Requirements: Return the material below in full and exactly.

Extracted material:
■ ■ ■ ■ ■

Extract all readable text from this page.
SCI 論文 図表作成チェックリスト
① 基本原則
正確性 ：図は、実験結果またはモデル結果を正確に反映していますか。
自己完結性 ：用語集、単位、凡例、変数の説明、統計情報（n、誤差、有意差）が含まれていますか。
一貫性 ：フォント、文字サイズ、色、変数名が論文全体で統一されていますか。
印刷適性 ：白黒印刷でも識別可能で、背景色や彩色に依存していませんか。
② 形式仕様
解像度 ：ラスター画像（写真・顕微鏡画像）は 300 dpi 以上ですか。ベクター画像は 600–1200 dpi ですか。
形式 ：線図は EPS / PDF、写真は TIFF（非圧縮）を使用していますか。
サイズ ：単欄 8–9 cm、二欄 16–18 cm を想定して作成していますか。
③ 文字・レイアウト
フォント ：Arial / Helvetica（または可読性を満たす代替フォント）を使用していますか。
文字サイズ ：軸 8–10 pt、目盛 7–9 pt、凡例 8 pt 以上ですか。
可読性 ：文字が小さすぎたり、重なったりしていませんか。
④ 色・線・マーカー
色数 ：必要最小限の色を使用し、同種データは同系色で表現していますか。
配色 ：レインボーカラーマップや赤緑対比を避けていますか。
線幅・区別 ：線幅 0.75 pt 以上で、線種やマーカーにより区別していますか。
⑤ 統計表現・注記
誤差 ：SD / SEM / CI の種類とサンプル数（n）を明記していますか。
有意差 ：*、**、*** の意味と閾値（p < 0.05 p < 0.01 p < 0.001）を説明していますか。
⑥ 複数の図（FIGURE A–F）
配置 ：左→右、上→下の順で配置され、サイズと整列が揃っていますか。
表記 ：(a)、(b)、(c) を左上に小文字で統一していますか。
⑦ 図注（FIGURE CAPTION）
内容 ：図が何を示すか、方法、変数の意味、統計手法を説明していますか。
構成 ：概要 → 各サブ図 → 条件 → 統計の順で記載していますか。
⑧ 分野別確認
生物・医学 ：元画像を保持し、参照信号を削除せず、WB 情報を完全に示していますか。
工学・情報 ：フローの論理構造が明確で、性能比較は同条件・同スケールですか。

■ ■ ■ ■ ■

The response:
Extract all readable text from this page.
SCI 論文 図表作成チェックリスト
① 基本原則
正確性 ：図は、実験結果またはモデル結果を正確に反映していますか。
自己完結性 ：用語集、単位、凡例、変数の説明、統計情報（n、誤差、有意差）が含まれていますか。
一貫性 ：フォント、文字サイズ、色、変数名が論文全体で統一されていますか。
印刷適性 ：白黒印刷でも識別可能で、背景色や彩色に依存していませんか。
② 形式仕様
解像度 ：ラスター画像（写真・顕微鏡画像）は 300 dpi 以上ですか。ベクター画像は 600–1200 dpi ですか。
形式 ：線図は EPS / PDF、写真は TIFF（非圧縮）を使用していますか。
サイズ ：単欄 8–9 cm、二欄 16–18 cm を想定して作成していますか。
③ 文字・レイアウト
フォント ：Arial / Helvetica（または可読性を満たす代替フォント）を使用していますか。
文字サイズ ：軸 8–10 pt、目盛 7–9 pt、凡例 8 pt 以上ですか。
可読性 ：文字が小さすぎたり、重なったりしていませんか。
④ 色・線・マーカー
色数 ：必要最小限の色を使用し、同種データは同系色で表現していますか。
配色 ：レインボーカラーマップや赤緑対比を避けていますか。
線幅・区別 ：線幅 0.75 pt 以上で、線種やマーカーにより区別していますか。
⑤ 統計表現・注記
誤差 ：SD / SEM / CI の種類とサンプル数（n）を明記していますか。
有意差 ：*、**、*** の意味と閾値（p < 0.05 p < 0.01 p < 0.001）を説明していますか。
⑥ 複数の図（FIGURE A–F）
配置 ：左→右、上→下の順で配置され、サイズと整列が揃っていますか。
表記 ：(a)、(b)、(c) を左上に小文字で統一していますか。
⑦ 図注（FIGURE CAPTION）
内容 ：図が何を示すか、方法、変数の意味、統計手法を説明していますか。
構成 ：概要 → 各サブ図 → 条件 → 統計の順で記載していますか。
⑧ 分野別確認
生物・医学 ：元画像を保持し、参照信号を削除せず、WB 情報を完全に示していますか。
工学・情報 ：フローの論理構造が明確で、性能比較は同条件・同スケールですか。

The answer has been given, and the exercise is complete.